_Material shown_

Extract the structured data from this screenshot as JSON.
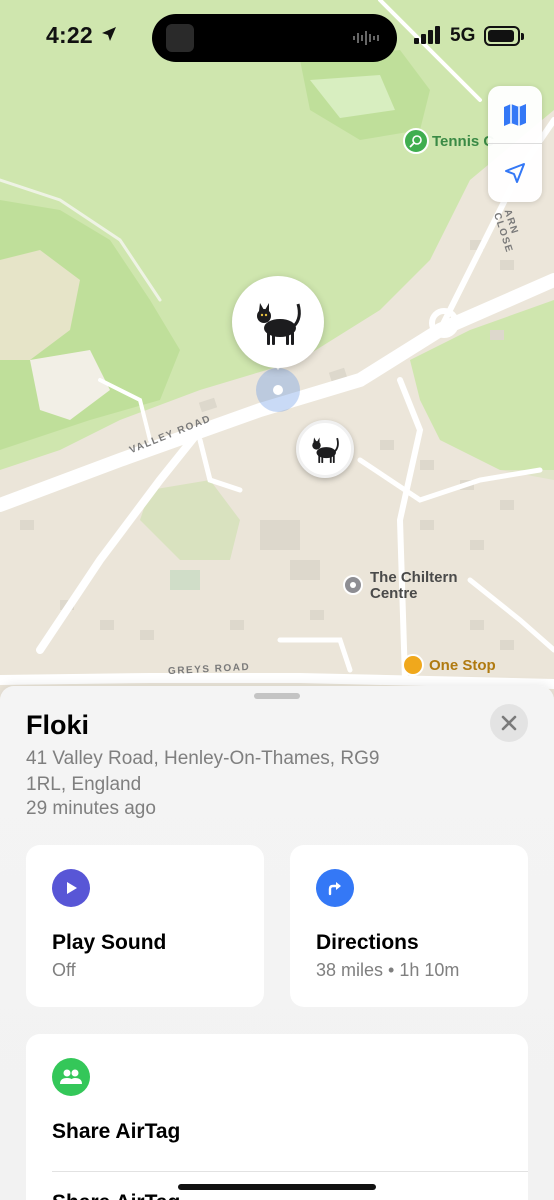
{
  "status": {
    "time": "4:22",
    "network": "5G"
  },
  "map": {
    "poi": {
      "tennis": "Tennis C",
      "chiltern": "The Chiltern Centre",
      "one_stop": "One Stop"
    },
    "roads": {
      "valley": "VALLEY ROAD",
      "greys": "GREYS ROAD",
      "close": "ARN CLOSE"
    },
    "pin_emoji": "🐈‍⬛"
  },
  "item": {
    "name": "Floki",
    "address": "41 Valley Road, Henley-On-Thames, RG9 1RL, England",
    "last_seen": "29 minutes ago"
  },
  "actions": {
    "play_sound": {
      "title": "Play Sound",
      "subtitle": "Off",
      "color": "#5856d6"
    },
    "directions": {
      "title": "Directions",
      "subtitle": "38 miles • 1h 10m",
      "color": "#3478f6"
    },
    "share": {
      "title": "Share AirTag",
      "color": "#34c759"
    },
    "next_row": "Share AirTag"
  },
  "colors": {
    "accent": "#3478f6",
    "park": "#c9e6a8",
    "water": "#b8d6f0"
  }
}
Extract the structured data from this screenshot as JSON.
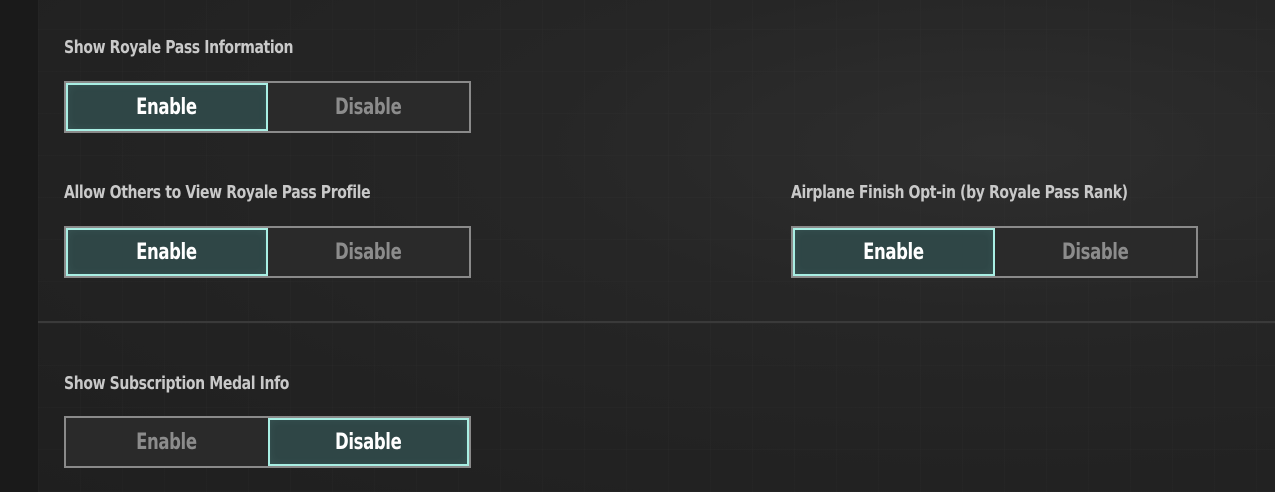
{
  "settings": [
    {
      "label": "Show Royale Pass Information",
      "options": [
        "Enable",
        "Disable"
      ],
      "selected": "Enable"
    },
    {
      "label": "Allow Others to View Royale Pass Profile",
      "options": [
        "Enable",
        "Disable"
      ],
      "selected": "Enable"
    },
    {
      "label": "Airplane Finish Opt-in (by Royale Pass Rank)",
      "options": [
        "Enable",
        "Disable"
      ],
      "selected": "Enable"
    },
    {
      "label": "Show Subscription Medal Info",
      "options": [
        "Enable",
        "Disable"
      ],
      "selected": "Disable"
    }
  ],
  "colors": {
    "background": "#1f1f1f",
    "active_fill": "#2f4646",
    "active_border": "#a9efe4",
    "inactive_text": "#8c8c8c",
    "label_text": "#c9c9c9"
  }
}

_Requirement_
Each line in the listing above that contains "AirTag" should be copied.

_Task solution_
      "title": "Share AirTag",
    "next_row": "Share AirTag"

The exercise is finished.